-------- SUPPLIED DATA --------

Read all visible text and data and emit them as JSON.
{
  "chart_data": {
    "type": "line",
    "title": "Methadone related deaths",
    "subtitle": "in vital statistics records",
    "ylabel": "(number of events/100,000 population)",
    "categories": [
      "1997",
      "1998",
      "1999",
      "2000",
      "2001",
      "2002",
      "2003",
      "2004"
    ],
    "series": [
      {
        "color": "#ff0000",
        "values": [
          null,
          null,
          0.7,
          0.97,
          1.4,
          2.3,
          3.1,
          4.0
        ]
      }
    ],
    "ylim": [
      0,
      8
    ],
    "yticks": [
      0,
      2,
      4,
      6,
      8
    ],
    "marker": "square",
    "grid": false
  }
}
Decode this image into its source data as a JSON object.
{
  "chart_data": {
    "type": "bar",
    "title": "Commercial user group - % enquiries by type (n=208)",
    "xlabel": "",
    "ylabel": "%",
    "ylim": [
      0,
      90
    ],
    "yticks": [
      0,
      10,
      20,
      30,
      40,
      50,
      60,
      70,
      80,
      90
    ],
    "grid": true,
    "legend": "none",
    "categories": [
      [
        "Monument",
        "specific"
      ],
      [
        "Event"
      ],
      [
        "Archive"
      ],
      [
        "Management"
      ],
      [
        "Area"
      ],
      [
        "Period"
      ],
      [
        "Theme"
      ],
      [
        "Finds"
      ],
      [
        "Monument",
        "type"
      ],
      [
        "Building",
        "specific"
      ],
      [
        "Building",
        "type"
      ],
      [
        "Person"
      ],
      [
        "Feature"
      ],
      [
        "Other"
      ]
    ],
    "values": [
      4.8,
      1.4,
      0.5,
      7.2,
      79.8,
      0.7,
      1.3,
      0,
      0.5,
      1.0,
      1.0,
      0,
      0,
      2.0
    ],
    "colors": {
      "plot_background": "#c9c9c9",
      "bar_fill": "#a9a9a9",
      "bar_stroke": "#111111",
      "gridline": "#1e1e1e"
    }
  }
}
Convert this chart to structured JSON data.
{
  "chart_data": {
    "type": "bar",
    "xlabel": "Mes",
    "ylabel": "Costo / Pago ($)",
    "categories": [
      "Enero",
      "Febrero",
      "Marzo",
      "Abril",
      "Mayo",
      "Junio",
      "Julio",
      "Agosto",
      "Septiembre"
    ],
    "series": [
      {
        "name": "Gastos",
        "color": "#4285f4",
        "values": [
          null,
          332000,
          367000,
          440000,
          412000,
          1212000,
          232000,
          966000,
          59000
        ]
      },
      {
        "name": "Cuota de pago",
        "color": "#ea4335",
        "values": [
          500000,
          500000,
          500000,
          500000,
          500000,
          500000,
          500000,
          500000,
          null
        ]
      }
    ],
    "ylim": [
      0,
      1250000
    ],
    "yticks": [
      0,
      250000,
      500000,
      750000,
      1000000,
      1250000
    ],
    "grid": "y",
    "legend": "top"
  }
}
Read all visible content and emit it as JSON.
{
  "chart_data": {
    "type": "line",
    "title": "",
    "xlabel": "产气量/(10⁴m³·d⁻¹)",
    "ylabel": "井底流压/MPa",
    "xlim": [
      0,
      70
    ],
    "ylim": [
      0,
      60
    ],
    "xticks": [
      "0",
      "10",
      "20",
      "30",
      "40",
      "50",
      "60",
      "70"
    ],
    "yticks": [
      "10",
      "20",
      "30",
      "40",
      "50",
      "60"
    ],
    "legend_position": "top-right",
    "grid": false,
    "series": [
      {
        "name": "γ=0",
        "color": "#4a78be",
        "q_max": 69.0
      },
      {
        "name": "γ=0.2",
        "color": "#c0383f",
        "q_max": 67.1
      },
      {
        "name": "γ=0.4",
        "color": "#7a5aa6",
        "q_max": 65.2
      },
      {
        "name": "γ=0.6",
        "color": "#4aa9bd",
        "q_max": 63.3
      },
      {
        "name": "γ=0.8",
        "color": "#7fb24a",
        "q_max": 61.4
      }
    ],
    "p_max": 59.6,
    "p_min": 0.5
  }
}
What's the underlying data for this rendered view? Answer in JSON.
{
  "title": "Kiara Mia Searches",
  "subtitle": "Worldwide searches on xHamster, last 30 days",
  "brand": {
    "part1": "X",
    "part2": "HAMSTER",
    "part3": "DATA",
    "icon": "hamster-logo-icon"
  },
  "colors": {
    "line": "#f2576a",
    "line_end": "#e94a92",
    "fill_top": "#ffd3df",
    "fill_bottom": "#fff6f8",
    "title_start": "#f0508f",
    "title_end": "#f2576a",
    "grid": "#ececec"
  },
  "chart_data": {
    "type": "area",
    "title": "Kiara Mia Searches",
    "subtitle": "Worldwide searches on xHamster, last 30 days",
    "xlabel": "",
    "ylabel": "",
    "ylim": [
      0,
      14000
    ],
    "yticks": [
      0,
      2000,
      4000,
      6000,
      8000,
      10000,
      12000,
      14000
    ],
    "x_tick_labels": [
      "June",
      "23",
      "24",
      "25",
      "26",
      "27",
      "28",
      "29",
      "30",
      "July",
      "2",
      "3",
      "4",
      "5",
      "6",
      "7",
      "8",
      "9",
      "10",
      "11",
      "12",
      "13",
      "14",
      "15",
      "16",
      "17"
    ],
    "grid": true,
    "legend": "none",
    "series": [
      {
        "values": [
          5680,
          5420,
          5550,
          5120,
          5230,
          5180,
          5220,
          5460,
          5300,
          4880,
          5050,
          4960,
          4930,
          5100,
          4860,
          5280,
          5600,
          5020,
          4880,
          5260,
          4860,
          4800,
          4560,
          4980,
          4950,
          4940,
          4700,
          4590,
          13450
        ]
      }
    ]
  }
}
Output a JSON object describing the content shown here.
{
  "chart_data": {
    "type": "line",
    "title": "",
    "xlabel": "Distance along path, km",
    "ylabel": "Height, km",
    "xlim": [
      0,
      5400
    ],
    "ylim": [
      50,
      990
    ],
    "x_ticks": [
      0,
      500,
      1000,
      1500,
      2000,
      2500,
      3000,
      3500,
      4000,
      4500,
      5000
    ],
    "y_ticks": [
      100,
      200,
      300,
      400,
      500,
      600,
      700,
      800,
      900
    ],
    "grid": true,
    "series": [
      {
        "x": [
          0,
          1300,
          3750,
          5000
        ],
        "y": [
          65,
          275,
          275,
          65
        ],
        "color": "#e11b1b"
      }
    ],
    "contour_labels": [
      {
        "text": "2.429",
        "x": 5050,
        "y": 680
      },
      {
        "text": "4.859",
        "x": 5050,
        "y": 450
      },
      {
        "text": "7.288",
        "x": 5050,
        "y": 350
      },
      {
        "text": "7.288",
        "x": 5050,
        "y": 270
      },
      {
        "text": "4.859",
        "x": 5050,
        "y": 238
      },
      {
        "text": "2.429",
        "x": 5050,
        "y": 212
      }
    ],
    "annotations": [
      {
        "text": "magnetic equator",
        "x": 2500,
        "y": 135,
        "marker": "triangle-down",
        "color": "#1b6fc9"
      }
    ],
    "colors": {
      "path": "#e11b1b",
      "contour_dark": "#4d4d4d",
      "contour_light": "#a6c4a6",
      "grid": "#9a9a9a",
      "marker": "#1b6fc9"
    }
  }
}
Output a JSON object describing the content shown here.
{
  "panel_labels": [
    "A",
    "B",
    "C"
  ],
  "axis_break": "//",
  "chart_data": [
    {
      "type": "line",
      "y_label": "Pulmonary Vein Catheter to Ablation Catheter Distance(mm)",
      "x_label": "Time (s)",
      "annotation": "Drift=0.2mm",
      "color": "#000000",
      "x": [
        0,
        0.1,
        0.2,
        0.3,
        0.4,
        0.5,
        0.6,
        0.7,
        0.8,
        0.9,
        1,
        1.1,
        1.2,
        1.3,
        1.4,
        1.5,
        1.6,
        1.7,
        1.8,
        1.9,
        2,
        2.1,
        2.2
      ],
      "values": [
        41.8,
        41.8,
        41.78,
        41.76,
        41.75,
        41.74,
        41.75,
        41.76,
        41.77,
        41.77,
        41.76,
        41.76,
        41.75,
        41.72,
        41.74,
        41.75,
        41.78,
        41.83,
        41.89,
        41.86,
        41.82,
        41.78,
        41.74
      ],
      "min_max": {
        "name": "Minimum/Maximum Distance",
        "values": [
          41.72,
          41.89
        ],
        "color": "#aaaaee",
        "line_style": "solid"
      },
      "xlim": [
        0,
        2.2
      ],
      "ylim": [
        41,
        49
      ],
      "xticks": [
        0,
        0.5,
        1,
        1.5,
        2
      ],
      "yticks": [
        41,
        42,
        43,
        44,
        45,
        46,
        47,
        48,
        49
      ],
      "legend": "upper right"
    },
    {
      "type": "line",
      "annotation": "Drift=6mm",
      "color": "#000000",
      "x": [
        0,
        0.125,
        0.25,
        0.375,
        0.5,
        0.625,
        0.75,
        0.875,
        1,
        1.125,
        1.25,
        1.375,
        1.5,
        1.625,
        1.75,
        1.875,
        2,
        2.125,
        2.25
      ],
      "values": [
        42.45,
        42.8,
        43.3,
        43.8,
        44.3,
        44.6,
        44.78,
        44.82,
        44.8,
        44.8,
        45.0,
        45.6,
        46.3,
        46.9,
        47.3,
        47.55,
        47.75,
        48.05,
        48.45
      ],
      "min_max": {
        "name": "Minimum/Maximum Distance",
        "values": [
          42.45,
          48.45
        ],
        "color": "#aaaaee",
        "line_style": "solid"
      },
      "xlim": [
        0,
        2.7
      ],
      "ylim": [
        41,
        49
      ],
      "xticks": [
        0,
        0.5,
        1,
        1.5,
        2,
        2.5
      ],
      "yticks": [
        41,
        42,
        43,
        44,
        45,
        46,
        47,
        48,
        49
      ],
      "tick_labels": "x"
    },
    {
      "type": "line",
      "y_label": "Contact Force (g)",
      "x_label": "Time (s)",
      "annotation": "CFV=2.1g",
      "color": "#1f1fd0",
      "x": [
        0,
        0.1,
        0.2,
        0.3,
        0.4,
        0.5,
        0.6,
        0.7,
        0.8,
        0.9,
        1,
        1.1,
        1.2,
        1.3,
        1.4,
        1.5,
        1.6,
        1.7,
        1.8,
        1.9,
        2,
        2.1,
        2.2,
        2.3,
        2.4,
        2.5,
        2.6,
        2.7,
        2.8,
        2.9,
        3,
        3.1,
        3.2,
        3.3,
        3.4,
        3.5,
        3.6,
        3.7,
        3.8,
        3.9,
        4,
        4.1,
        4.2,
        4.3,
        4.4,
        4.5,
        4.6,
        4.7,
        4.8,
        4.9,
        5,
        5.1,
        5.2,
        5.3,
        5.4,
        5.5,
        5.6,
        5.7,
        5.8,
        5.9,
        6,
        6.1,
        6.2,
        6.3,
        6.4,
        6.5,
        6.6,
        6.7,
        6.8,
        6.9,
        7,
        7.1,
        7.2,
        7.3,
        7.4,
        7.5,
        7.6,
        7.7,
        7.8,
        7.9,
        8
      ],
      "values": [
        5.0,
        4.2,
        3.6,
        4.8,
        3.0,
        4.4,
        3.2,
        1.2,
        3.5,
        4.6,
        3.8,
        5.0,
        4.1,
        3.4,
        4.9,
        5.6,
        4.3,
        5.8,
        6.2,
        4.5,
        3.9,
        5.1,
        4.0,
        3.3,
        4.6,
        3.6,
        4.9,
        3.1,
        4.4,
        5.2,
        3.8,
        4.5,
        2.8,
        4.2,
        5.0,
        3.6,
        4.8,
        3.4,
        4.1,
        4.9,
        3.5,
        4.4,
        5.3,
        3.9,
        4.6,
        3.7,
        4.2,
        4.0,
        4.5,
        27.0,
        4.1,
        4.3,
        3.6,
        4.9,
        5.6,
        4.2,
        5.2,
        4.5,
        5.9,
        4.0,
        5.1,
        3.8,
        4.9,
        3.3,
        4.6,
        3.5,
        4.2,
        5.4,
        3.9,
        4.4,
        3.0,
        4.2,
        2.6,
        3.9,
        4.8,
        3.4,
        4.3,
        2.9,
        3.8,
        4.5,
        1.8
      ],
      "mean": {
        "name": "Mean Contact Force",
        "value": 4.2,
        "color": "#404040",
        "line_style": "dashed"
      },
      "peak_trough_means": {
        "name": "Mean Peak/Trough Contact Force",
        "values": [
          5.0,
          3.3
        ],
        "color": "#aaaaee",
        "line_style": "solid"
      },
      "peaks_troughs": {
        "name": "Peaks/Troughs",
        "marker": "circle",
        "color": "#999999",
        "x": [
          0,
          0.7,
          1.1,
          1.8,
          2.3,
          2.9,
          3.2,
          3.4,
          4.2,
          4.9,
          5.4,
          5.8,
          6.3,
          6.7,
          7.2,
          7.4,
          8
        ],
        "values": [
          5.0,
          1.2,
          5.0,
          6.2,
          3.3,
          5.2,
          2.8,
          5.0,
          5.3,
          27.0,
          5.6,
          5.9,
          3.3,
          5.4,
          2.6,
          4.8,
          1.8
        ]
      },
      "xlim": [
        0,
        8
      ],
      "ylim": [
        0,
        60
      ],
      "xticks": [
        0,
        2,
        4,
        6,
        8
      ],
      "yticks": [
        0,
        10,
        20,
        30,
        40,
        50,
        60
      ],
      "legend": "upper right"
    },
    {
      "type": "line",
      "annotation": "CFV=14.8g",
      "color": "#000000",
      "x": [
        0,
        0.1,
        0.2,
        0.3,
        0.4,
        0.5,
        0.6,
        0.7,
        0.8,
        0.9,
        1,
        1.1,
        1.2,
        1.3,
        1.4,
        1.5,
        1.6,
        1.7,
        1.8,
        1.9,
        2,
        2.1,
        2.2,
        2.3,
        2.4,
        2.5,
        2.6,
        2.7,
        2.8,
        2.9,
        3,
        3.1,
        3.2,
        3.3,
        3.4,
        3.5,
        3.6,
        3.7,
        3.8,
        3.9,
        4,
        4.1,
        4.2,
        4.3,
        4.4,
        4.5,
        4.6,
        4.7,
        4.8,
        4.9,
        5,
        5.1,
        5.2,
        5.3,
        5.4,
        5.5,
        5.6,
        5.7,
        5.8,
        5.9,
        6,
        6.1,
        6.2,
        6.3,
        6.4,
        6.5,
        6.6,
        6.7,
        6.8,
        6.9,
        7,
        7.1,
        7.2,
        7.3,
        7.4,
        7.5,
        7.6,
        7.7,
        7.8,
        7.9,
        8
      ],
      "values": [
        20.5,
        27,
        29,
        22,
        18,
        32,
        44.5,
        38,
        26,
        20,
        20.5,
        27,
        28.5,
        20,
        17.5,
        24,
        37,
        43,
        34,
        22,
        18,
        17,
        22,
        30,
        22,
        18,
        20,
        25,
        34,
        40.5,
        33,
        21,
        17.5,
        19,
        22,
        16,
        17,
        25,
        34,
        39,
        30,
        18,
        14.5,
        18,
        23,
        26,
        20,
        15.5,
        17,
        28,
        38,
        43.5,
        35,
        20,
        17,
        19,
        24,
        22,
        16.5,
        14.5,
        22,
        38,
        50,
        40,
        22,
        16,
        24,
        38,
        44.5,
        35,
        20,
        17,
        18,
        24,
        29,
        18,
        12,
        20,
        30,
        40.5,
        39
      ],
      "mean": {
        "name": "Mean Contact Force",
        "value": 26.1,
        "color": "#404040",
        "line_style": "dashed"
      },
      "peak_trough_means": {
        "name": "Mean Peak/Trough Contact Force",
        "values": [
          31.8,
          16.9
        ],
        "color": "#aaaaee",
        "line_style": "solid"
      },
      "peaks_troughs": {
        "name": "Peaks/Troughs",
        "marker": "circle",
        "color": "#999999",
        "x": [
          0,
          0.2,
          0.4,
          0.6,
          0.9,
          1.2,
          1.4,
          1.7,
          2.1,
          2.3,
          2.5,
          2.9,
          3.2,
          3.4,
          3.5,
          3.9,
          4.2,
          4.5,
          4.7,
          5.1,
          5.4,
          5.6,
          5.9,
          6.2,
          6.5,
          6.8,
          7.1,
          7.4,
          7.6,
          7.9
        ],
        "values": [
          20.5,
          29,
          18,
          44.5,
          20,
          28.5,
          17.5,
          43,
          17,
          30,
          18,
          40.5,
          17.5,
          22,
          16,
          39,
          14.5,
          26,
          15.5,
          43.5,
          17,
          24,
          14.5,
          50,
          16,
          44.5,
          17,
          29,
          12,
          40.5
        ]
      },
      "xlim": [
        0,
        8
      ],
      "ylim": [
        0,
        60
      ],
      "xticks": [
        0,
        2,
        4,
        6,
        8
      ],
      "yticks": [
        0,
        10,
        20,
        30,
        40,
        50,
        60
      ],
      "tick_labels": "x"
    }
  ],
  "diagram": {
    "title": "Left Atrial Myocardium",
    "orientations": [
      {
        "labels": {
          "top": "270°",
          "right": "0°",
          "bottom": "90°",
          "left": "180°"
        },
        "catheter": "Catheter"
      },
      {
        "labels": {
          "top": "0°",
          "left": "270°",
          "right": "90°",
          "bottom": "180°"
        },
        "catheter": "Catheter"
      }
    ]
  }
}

--------

WHAT NEEDS TO BE DONE
Using the listing above, return all lines where the word "emit" occurs.

FINISHED TASK
Read all visible text and data and emit them as JSON.
Read all visible content and emit it as JSON.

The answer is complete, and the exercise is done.